Working data:

────────────────────

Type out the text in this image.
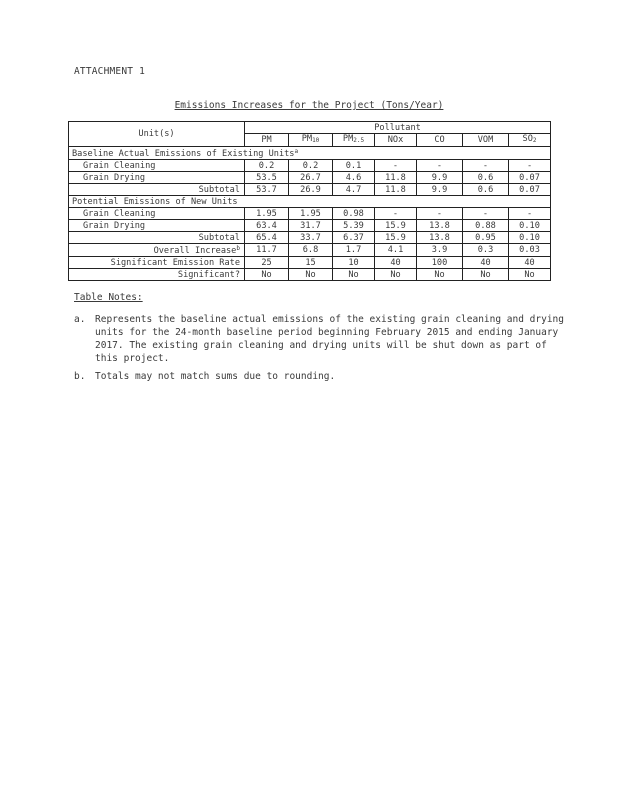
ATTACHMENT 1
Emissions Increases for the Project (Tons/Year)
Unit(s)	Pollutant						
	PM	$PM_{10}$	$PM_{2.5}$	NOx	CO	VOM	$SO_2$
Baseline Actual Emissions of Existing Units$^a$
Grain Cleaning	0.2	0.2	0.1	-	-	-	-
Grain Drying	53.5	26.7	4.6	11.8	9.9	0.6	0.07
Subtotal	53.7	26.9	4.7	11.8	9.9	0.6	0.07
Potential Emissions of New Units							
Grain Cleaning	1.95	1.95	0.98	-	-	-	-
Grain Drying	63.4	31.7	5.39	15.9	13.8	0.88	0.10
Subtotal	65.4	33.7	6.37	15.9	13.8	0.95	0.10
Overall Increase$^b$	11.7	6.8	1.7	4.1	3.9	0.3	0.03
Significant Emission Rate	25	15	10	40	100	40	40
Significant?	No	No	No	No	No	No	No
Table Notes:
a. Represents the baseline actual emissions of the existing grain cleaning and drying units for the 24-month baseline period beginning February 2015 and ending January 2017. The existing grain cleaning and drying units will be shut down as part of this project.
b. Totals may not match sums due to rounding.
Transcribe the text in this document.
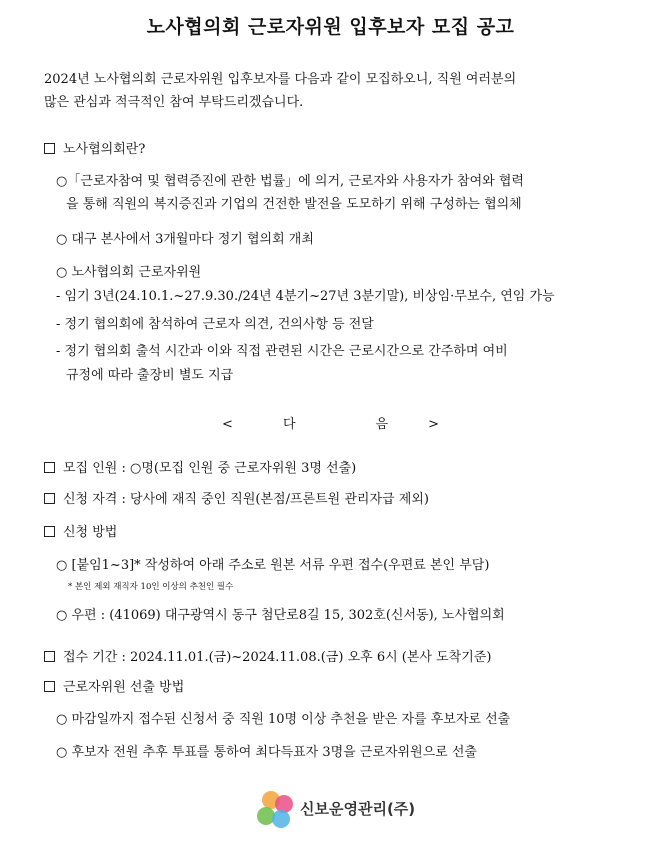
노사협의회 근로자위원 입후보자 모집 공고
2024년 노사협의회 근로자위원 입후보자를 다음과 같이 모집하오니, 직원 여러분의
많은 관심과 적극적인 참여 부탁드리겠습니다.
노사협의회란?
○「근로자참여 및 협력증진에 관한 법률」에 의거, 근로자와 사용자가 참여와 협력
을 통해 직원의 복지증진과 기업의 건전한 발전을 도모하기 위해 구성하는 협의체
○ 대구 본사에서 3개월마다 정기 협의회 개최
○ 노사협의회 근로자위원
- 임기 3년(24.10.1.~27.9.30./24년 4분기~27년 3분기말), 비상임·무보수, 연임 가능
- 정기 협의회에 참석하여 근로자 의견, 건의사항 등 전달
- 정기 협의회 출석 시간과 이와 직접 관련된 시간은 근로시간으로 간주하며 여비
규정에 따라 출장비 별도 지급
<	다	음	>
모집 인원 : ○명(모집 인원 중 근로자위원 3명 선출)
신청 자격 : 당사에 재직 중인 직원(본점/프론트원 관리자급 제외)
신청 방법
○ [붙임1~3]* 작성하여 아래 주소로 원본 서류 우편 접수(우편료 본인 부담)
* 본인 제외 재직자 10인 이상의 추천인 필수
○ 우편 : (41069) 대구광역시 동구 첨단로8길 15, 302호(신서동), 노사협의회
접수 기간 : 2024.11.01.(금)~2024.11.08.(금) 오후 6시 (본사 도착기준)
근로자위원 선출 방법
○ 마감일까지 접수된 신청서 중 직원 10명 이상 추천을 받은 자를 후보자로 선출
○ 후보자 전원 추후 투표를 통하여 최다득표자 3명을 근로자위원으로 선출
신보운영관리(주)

────────────────────

Output precisely the lines in the material above from the line containing "Transcribe the text in this document." through its last line, and omit pictures.

Transcribe the text in this document.
노사협의회 근로자위원 입후보자 모집 공고
2024년 노사협의회 근로자위원 입후보자를 다음과 같이 모집하오니, 직원 여러분의
많은 관심과 적극적인 참여 부탁드리겠습니다.
노사협의회란?
○「근로자참여 및 협력증진에 관한 법률」에 의거, 근로자와 사용자가 참여와 협력
을 통해 직원의 복지증진과 기업의 건전한 발전을 도모하기 위해 구성하는 협의체
○ 대구 본사에서 3개월마다 정기 협의회 개최
○ 노사협의회 근로자위원
- 임기 3년(24.10.1.~27.9.30./24년 4분기~27년 3분기말), 비상임·무보수, 연임 가능
- 정기 협의회에 참석하여 근로자 의견, 건의사항 등 전달
- 정기 협의회 출석 시간과 이와 직접 관련된 시간은 근로시간으로 간주하며 여비
규정에 따라 출장비 별도 지급
<	다	음	>
모집 인원 : ○명(모집 인원 중 근로자위원 3명 선출)
신청 자격 : 당사에 재직 중인 직원(본점/프론트원 관리자급 제외)
신청 방법
○ [붙임1~3]* 작성하여 아래 주소로 원본 서류 우편 접수(우편료 본인 부담)
* 본인 제외 재직자 10인 이상의 추천인 필수
○ 우편 : (41069) 대구광역시 동구 첨단로8길 15, 302호(신서동), 노사협의회
접수 기간 : 2024.11.01.(금)~2024.11.08.(금) 오후 6시 (본사 도착기준)
근로자위원 선출 방법
○ 마감일까지 접수된 신청서 중 직원 10명 이상 추천을 받은 자를 후보자로 선출
○ 후보자 전원 추후 투표를 통하여 최다득표자 3명을 근로자위원으로 선출
신보운영관리(주)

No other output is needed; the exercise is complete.